■ EXERCISE
Reproduce word for word the rows from the very first one through the one containing "subcategory-cell [77, 604, 199, 693]", including both the first row and that one.
************
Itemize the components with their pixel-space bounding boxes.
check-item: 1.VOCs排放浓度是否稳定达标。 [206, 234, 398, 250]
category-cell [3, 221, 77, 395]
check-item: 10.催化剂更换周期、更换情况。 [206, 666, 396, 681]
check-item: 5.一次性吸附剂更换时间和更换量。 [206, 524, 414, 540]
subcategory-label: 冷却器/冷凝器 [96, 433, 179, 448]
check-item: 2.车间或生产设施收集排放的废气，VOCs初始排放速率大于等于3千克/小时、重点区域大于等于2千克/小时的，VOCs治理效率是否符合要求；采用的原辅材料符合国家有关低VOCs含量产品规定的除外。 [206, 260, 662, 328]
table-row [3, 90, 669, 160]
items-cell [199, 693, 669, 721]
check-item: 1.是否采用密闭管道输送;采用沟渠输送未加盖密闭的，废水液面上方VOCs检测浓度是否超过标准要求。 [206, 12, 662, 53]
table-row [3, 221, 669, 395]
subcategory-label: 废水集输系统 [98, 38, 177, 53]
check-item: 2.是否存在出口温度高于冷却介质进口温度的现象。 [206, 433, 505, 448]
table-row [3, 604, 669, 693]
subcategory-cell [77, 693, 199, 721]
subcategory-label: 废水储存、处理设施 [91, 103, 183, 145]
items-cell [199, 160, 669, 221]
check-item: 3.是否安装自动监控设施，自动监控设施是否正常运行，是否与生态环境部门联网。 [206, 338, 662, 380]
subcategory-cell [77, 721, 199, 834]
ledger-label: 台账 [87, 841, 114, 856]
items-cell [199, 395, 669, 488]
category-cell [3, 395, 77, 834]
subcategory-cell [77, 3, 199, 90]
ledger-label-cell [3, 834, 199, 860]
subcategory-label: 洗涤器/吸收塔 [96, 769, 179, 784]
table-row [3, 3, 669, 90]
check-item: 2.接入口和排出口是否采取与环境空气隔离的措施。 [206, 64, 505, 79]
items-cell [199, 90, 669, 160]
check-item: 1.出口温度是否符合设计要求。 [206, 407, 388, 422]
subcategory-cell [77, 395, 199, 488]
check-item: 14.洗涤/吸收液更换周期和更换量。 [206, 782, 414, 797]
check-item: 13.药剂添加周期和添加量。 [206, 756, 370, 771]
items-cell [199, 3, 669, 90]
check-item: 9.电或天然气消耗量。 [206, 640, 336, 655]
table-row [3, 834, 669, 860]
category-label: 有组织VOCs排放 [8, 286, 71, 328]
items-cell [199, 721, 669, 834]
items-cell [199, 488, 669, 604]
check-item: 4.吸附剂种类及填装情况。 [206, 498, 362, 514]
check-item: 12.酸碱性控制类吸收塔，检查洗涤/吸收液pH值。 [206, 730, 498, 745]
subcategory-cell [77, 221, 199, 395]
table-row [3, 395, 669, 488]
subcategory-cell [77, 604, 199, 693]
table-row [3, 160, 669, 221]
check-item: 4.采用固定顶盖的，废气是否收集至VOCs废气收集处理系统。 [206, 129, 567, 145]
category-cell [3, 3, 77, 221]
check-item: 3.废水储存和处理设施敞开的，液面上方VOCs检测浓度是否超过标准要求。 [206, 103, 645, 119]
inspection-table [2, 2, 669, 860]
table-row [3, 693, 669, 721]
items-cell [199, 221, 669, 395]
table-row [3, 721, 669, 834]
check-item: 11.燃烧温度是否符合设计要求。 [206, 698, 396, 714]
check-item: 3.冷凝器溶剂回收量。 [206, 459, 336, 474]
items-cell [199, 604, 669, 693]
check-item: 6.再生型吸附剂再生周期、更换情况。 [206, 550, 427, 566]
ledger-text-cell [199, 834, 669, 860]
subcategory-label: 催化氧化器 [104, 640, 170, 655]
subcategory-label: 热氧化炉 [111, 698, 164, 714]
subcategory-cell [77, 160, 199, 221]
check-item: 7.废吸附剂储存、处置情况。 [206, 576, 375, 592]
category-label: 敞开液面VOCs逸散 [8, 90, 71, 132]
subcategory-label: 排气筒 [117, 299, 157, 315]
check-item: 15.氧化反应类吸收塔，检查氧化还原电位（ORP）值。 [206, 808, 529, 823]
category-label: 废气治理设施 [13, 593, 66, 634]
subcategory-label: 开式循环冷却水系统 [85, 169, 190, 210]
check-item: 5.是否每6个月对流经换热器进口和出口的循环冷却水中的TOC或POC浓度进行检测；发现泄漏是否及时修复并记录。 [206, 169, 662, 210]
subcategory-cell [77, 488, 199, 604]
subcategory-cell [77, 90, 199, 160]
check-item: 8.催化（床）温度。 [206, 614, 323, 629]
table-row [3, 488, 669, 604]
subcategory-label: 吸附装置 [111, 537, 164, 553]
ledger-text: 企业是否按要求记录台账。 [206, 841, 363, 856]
************
■ FINAL RESULT
Itemize the components with their pixel-space bounding boxes.
check-item: 1.VOCs排放浓度是否稳定达标。 [206, 234, 398, 250]
category-cell [3, 221, 77, 395]
check-item: 10.催化剂更换周期、更换情况。 [206, 666, 396, 681]
check-item: 5.一次性吸附剂更换时间和更换量。 [206, 524, 414, 540]
subcategory-label: 冷却器/冷凝器 [96, 433, 179, 448]
check-item: 2.车间或生产设施收集排放的废气，VOCs初始排放速率大于等于3千克/小时、重点区域大于等于2千克/小时的，VOCs治理效率是否符合要求；采用的原辅材料符合国家有关低VOCs含量产品规定的除外。 [206, 260, 662, 328]
table-row [3, 90, 669, 160]
items-cell [199, 693, 669, 721]
check-item: 1.是否采用密闭管道输送;采用沟渠输送未加盖密闭的，废水液面上方VOCs检测浓度是否超过标准要求。 [206, 12, 662, 53]
table-row [3, 221, 669, 395]
subcategory-label: 废水集输系统 [98, 38, 177, 53]
check-item: 2.是否存在出口温度高于冷却介质进口温度的现象。 [206, 433, 505, 448]
table-row [3, 604, 669, 693]
subcategory-cell [77, 693, 199, 721]
subcategory-label: 废水储存、处理设施 [91, 103, 183, 145]
items-cell [199, 160, 669, 221]
check-item: 3.是否安装自动监控设施，自动监控设施是否正常运行，是否与生态环境部门联网。 [206, 338, 662, 380]
subcategory-cell [77, 721, 199, 834]
ledger-label: 台账 [87, 841, 114, 856]
items-cell [199, 395, 669, 488]
category-cell [3, 395, 77, 834]
subcategory-cell [77, 3, 199, 90]
ledger-label-cell [3, 834, 199, 860]
subcategory-label: 洗涤器/吸收塔 [96, 769, 179, 784]
table-row [3, 3, 669, 90]
check-item: 2.接入口和排出口是否采取与环境空气隔离的措施。 [206, 64, 505, 79]
items-cell [199, 90, 669, 160]
check-item: 1.出口温度是否符合设计要求。 [206, 407, 388, 422]
subcategory-cell [77, 395, 199, 488]
check-item: 14.洗涤/吸收液更换周期和更换量。 [206, 782, 414, 797]
check-item: 13.药剂添加周期和添加量。 [206, 756, 370, 771]
items-cell [199, 3, 669, 90]
check-item: 9.电或天然气消耗量。 [206, 640, 336, 655]
table-row [3, 834, 669, 860]
category-label: 有组织VOCs排放 [8, 286, 71, 328]
items-cell [199, 721, 669, 834]
items-cell [199, 488, 669, 604]
check-item: 4.吸附剂种类及填装情况。 [206, 498, 362, 514]
check-item: 12.酸碱性控制类吸收塔，检查洗涤/吸收液pH值。 [206, 730, 498, 745]
subcategory-cell [77, 221, 199, 395]
table-row [3, 395, 669, 488]
subcategory-cell [77, 604, 199, 693]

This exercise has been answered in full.